> _THE RECORDS_:
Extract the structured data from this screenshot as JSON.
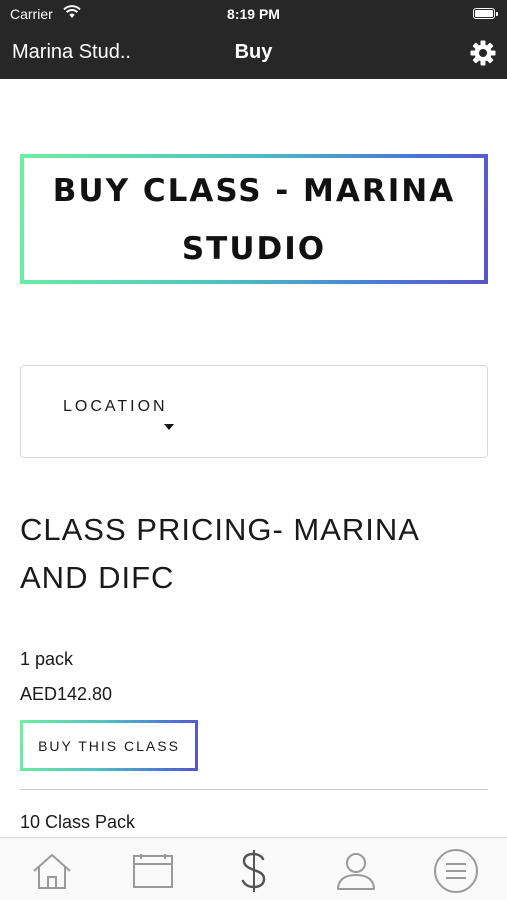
{
  "status_bar": {
    "carrier": "Carrier",
    "time": "8:19 PM"
  },
  "nav": {
    "back_title": "Marina Stud..",
    "title": "Buy"
  },
  "hero": {
    "line1": "BUY CLASS - MARINA",
    "line2": "STUDIO"
  },
  "location": {
    "label": "LOCATION"
  },
  "pricing": {
    "title_line1": "CLASS PRICING- MARINA",
    "title_line2": "AND DIFC",
    "items": [
      {
        "name": "1 pack",
        "price": "AED142.80",
        "button": "BUY THIS CLASS"
      },
      {
        "name": "10 Class Pack"
      }
    ]
  },
  "tabs": [
    {
      "icon": "home-icon"
    },
    {
      "icon": "calendar-icon"
    },
    {
      "icon": "dollar-icon",
      "active": true
    },
    {
      "icon": "user-icon"
    },
    {
      "icon": "menu-icon"
    }
  ],
  "colors": {
    "bar_bg": "#272727",
    "gradient_start": "#6df0a0",
    "gradient_end": "#5b54c8",
    "tab_icon": "#9a9a9a",
    "tab_icon_active": "#555555"
  }
}
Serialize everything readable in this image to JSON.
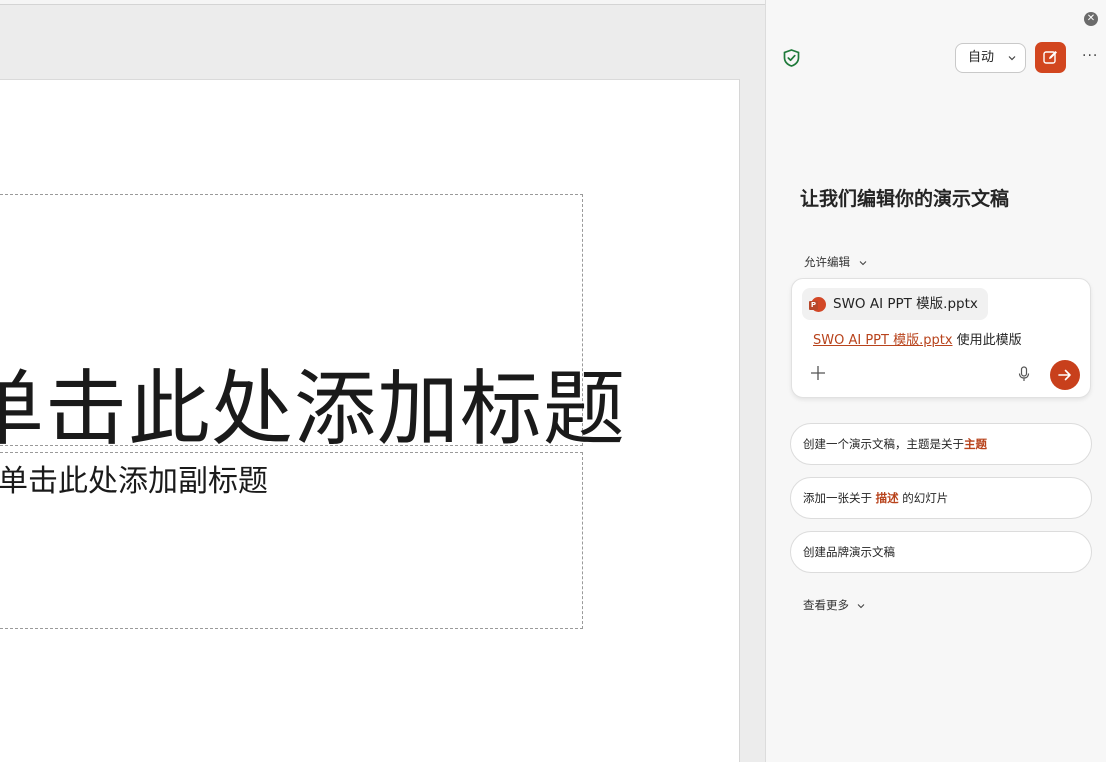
{
  "slide": {
    "title_placeholder": "单击此处添加标题",
    "subtitle_placeholder": "单击此处添加副标题"
  },
  "panel": {
    "close_icon": "close-icon",
    "shield_icon": "shield-check-icon",
    "mode_button": "自动",
    "compose_icon": "compose-icon",
    "more_icon": "more-icon",
    "more_label": "···",
    "heading": "让我们编辑你的演示文稿",
    "allow_edit": "允许编辑",
    "input": {
      "file_chip": "SWO AI PPT 模版.pptx",
      "file_link": "SWO AI PPT 模版.pptx",
      "prompt_rest": " 使用此模版",
      "plus_icon": "plus-icon",
      "mic_icon": "microphone-icon",
      "send_icon": "send-arrow-icon"
    },
    "suggestions": [
      {
        "pre": "创建一个演示文稿，主题是关于",
        "highlight": "主题",
        "post": ""
      },
      {
        "pre": "添加一张关于 ",
        "highlight": "描述",
        "post": " 的幻灯片"
      },
      {
        "pre": "创建品牌演示文稿",
        "highlight": "",
        "post": ""
      }
    ],
    "see_more": "查看更多"
  },
  "colors": {
    "accent": "#d2461f",
    "link": "#b8431c",
    "shield": "#1e7a3a"
  }
}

> _TASK TO CARRY OUT_: Restate the data above word for word. Skip every picture.

> _ANSWER TO THE EXERCISE_:
Extract the structured data from this screenshot as JSON.
{
  "status_bar": {
    "carrier": "Carrier",
    "time": "8:19 PM"
  },
  "nav": {
    "back_title": "Marina Stud..",
    "title": "Buy"
  },
  "hero": {
    "line1": "BUY CLASS - MARINA",
    "line2": "STUDIO"
  },
  "location": {
    "label": "LOCATION"
  },
  "pricing": {
    "title_line1": "CLASS PRICING- MARINA",
    "title_line2": "AND DIFC",
    "items": [
      {
        "name": "1 pack",
        "price": "AED142.80",
        "button": "BUY THIS CLASS"
      },
      {
        "name": "10 Class Pack"
      }
    ]
  },
  "tabs": [
    {
      "icon": "home-icon"
    },
    {
      "icon": "calendar-icon"
    },
    {
      "icon": "dollar-icon",
      "active": true
    },
    {
      "icon": "user-icon"
    },
    {
      "icon": "menu-icon"
    }
  ],
  "colors": {
    "bar_bg": "#272727",
    "gradient_start": "#6df0a0",
    "gradient_end": "#5b54c8",
    "tab_icon": "#9a9a9a",
    "tab_icon_active": "#555555"
  }
}
Serialize everything readable in this image to JSON.
{
  "slide": {
    "title_placeholder": "单击此处添加标题",
    "subtitle_placeholder": "单击此处添加副标题"
  },
  "panel": {
    "close_icon": "close-icon",
    "shield_icon": "shield-check-icon",
    "mode_button": "自动",
    "compose_icon": "compose-icon",
    "more_icon": "more-icon",
    "more_label": "···",
    "heading": "让我们编辑你的演示文稿",
    "allow_edit": "允许编辑",
    "input": {
      "file_chip": "SWO AI PPT 模版.pptx",
      "file_link": "SWO AI PPT 模版.pptx",
      "prompt_rest": " 使用此模版",
      "plus_icon": "plus-icon",
      "mic_icon": "microphone-icon",
      "send_icon": "send-arrow-icon"
    },
    "suggestions": [
      {
        "pre": "创建一个演示文稿，主题是关于",
        "highlight": "主题",
        "post": ""
      },
      {
        "pre": "添加一张关于 ",
        "highlight": "描述",
        "post": " 的幻灯片"
      },
      {
        "pre": "创建品牌演示文稿",
        "highlight": "",
        "post": ""
      }
    ],
    "see_more": "查看更多"
  },
  "colors": {
    "accent": "#d2461f",
    "link": "#b8431c",
    "shield": "#1e7a3a"
  }
}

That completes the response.